[START OF DATASET]

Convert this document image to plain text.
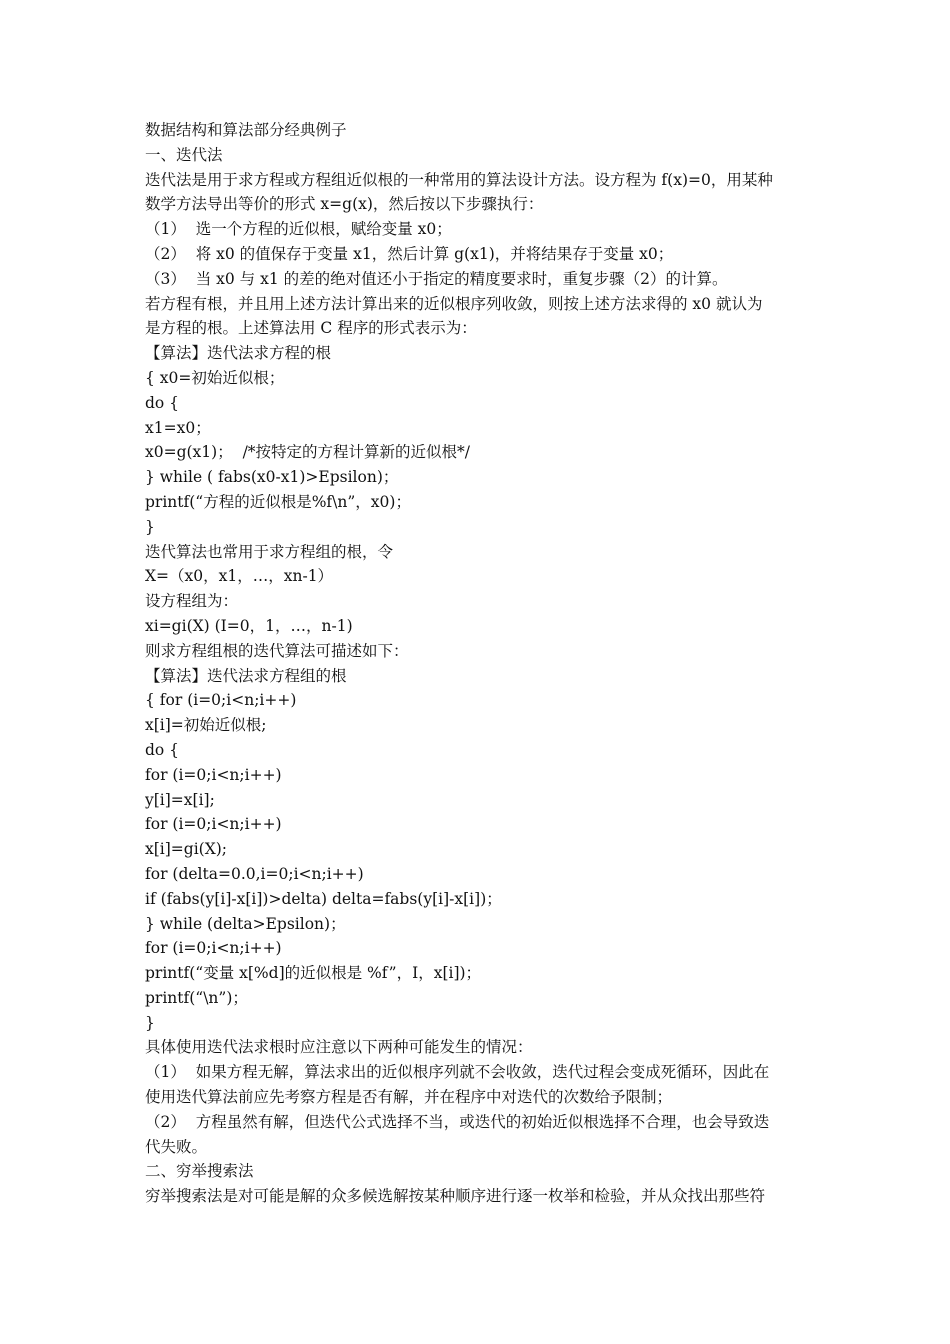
数据结构和算法部分经典例子
一、迭代法
迭代法是用于求方程或方程组近似根的一种常用的算法设计方法。设方程为 f(x)=0，用某种
数学方法导出等价的形式 x=g(x)，然后按以下步骤执行：
（1）  选一个方程的近似根，赋给变量 x0；
（2）  将 x0 的值保存于变量 x1，然后计算 g(x1)，并将结果存于变量 x0；
（3）  当 x0 与 x1 的差的绝对值还小于指定的精度要求时，重复步骤（2）的计算。
若方程有根，并且用上述方法计算出来的近似根序列收敛，则按上述方法求得的 x0 就认为
是方程的根。上述算法用 C 程序的形式表示为：
【算法】迭代法求方程的根
{ x0=初始近似根；
do {
x1=x0；
x0=g(x1)；  /*按特定的方程计算新的近似根*/
} while ( fabs(x0-x1)>Epsilon)；
printf(“方程的近似根是%f\n”，x0)；
}
迭代算法也常用于求方程组的根，令
X=（x0，x1，…，xn-1）
设方程组为：
xi=gi(X) (I=0，1，…，n-1)
则求方程组根的迭代算法可描述如下：
【算法】迭代法求方程组的根
{ for (i=0;i<n;i++)
x[i]=初始近似根;
do {
for (i=0;i<n;i++)
y[i]=x[i];
for (i=0;i<n;i++)
x[i]=gi(X);
for (delta=0.0,i=0;i<n;i++)
if (fabs(y[i]-x[i])>delta) delta=fabs(y[i]-x[i])；
} while (delta>Epsilon)；
for (i=0;i<n;i++)
printf(“变量 x[%d]的近似根是 %f”，I，x[i])；
printf(“\n”)；
}
具体使用迭代法求根时应注意以下两种可能发生的情况：
（1）  如果方程无解，算法求出的近似根序列就不会收敛，迭代过程会变成死循环，因此在
使用迭代算法前应先考察方程是否有解，并在程序中对迭代的次数给予限制；
（2）  方程虽然有解，但迭代公式选择不当，或迭代的初始近似根选择不合理，也会导致迭
代失败。
二、穷举搜索法
穷举搜索法是对可能是解的众多候选解按某种顺序进行逐一枚举和检验，并从众找出那些符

[END OF DATASET]

### EXERCISE TASK
Reproduce each entry verbatim, excluding any embedded images.

### THE RESULT
Convert this document image to plain text.
数据结构和算法部分经典例子
一、迭代法
迭代法是用于求方程或方程组近似根的一种常用的算法设计方法。设方程为 f(x)=0，用某种
数学方法导出等价的形式 x=g(x)，然后按以下步骤执行：
（1）  选一个方程的近似根，赋给变量 x0；
（2）  将 x0 的值保存于变量 x1，然后计算 g(x1)，并将结果存于变量 x0；
（3）  当 x0 与 x1 的差的绝对值还小于指定的精度要求时，重复步骤（2）的计算。
若方程有根，并且用上述方法计算出来的近似根序列收敛，则按上述方法求得的 x0 就认为
是方程的根。上述算法用 C 程序的形式表示为：
【算法】迭代法求方程的根
{ x0=初始近似根；
do {
x1=x0；
x0=g(x1)；  /*按特定的方程计算新的近似根*/
} while ( fabs(x0-x1)>Epsilon)；
printf(“方程的近似根是%f\n”，x0)；
}
迭代算法也常用于求方程组的根，令
X=（x0，x1，…，xn-1）
设方程组为：
xi=gi(X) (I=0，1，…，n-1)
则求方程组根的迭代算法可描述如下：
【算法】迭代法求方程组的根
{ for (i=0;i<n;i++)
x[i]=初始近似根;
do {
for (i=0;i<n;i++)
y[i]=x[i];
for (i=0;i<n;i++)
x[i]=gi(X);
for (delta=0.0,i=0;i<n;i++)
if (fabs(y[i]-x[i])>delta) delta=fabs(y[i]-x[i])；
} while (delta>Epsilon)；
for (i=0;i<n;i++)
printf(“变量 x[%d]的近似根是 %f”，I，x[i])；
printf(“\n”)；
}
具体使用迭代法求根时应注意以下两种可能发生的情况：
（1）  如果方程无解，算法求出的近似根序列就不会收敛，迭代过程会变成死循环，因此在
使用迭代算法前应先考察方程是否有解，并在程序中对迭代的次数给予限制；
（2）  方程虽然有解，但迭代公式选择不当，或迭代的初始近似根选择不合理，也会导致迭
代失败。
二、穷举搜索法
穷举搜索法是对可能是解的众多候选解按某种顺序进行逐一枚举和检验，并从众找出那些符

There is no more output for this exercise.